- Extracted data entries
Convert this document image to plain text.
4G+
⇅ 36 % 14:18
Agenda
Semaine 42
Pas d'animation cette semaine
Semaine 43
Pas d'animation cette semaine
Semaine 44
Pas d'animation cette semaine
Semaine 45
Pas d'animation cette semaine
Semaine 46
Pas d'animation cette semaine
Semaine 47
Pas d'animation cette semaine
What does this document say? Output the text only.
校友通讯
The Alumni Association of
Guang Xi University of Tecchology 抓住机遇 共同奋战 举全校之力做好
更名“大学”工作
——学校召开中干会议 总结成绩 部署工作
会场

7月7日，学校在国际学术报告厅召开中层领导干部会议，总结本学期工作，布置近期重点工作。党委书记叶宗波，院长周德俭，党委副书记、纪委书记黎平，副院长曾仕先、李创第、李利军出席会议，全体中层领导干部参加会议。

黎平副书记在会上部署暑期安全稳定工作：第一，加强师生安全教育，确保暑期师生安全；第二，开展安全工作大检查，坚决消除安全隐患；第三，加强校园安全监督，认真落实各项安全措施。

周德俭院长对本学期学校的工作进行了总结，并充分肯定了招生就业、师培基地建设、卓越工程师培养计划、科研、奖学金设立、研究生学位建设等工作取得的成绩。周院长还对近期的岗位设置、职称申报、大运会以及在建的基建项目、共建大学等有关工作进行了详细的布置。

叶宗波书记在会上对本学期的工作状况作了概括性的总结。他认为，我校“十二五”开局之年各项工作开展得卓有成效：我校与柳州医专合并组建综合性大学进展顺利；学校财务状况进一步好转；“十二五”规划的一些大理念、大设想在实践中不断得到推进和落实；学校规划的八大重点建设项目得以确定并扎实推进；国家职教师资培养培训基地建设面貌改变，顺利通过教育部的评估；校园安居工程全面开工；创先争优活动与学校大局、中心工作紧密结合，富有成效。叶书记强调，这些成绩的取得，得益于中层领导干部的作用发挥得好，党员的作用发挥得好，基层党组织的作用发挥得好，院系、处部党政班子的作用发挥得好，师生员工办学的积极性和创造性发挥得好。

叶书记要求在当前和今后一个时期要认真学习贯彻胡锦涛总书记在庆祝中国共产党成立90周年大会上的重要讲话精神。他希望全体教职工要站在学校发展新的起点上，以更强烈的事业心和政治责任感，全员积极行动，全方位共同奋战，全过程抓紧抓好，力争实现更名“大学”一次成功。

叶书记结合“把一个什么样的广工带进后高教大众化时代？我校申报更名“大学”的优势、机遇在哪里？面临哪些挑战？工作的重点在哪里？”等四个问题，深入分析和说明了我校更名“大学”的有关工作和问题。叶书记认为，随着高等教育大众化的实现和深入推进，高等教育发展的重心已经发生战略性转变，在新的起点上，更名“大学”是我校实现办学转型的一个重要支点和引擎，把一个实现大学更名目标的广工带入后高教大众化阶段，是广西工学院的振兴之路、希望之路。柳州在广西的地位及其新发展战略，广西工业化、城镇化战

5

- WHAT IS NEEDED
All the entries above need to be reproduced exactly.

- REPLY TO THE TASK
Convert this document image to plain text.
4G+
⇅ 36 % 14:18
Agenda
Semaine 42
Pas d'animation cette semaine
Semaine 43
Pas d'animation cette semaine
Semaine 44
Pas d'animation cette semaine
Semaine 45
Pas d'animation cette semaine
Semaine 46
Pas d'animation cette semaine
Semaine 47
Pas d'animation cette semaine
What does this document say? Output the text only.
校友通讯
The Alumni Association of
Guang Xi University of Tecchology 抓住机遇 共同奋战 举全校之力做好
更名“大学”工作
——学校召开中干会议 总结成绩 部署工作
会场

7月7日，学校在国际学术报告厅召开中层领导干部会议，总结本学期工作，布置近期重点工作。党委书记叶宗波，院长周德俭，党委副书记、纪委书记黎平，副院长曾仕先、李创第、李利军出席会议，全体中层领导干部参加会议。

黎平副书记在会上部署暑期安全稳定工作：第一，加强师生安全教育，确保暑期师生安全；第二，开展安全工作大检查，坚决消除安全隐患；第三，加强校园安全监督，认真落实各项安全措施。

周德俭院长对本学期学校的工作进行了总结，并充分肯定了招生就业、师培基地建设、卓越工程师培养计划、科研、奖学金设立、研究生学位建设等工作取得的成绩。周院长还对近期的岗位设置、职称申报、大运会以及在建的基建项目、共建大学等有关工作进行了详细的布置。

叶宗波书记在会上对本学期的工作状况作了概括性的总结。他认为，我校“十二五”开局之年各项工作开展得卓有成效：我校与柳州医专合并组建综合性大学进展顺利；学校财务状况进一步好转；“十二五”规划的一些大理念、大设想在实践中不断得到推进和落实；学校规划的八大重点建设项目得以确定并扎实推进；国家职教师资培养培训基地建设面貌改变，顺利通过教育部的评估；校园安居工程全面开工；创先争优活动与学校大局、中心工作紧密结合，富有成效。叶书记强调，这些成绩的取得，得益于中层领导干部的作用发挥得好，党员的作用发挥得好，基层党组织的作用发挥得好，院系、处部党政班子的作用发挥得好，师生员工办学的积极性和创造性发挥得好。

叶书记要求在当前和今后一个时期要认真学习贯彻胡锦涛总书记在庆祝中国共产党成立90周年大会上的重要讲话精神。他希望全体教职工要站在学校发展新的起点上，以更强烈的事业心和政治责任感，全员积极行动，全方位共同奋战，全过程抓紧抓好，力争实现更名“大学”一次成功。

叶书记结合“把一个什么样的广工带进后高教大众化时代？我校申报更名“大学”的优势、机遇在哪里？面临哪些挑战？工作的重点在哪里？”等四个问题，深入分析和说明了我校更名“大学”的有关工作和问题。叶书记认为，随着高等教育大众化的实现和深入推进，高等教育发展的重心已经发生战略性转变，在新的起点上，更名“大学”是我校实现办学转型的一个重要支点和引擎，把一个实现大学更名目标的广工带入后高教大众化阶段，是广西工学院的振兴之路、希望之路。柳州在广西的地位及其新发展战略，广西工业化、城镇化战

5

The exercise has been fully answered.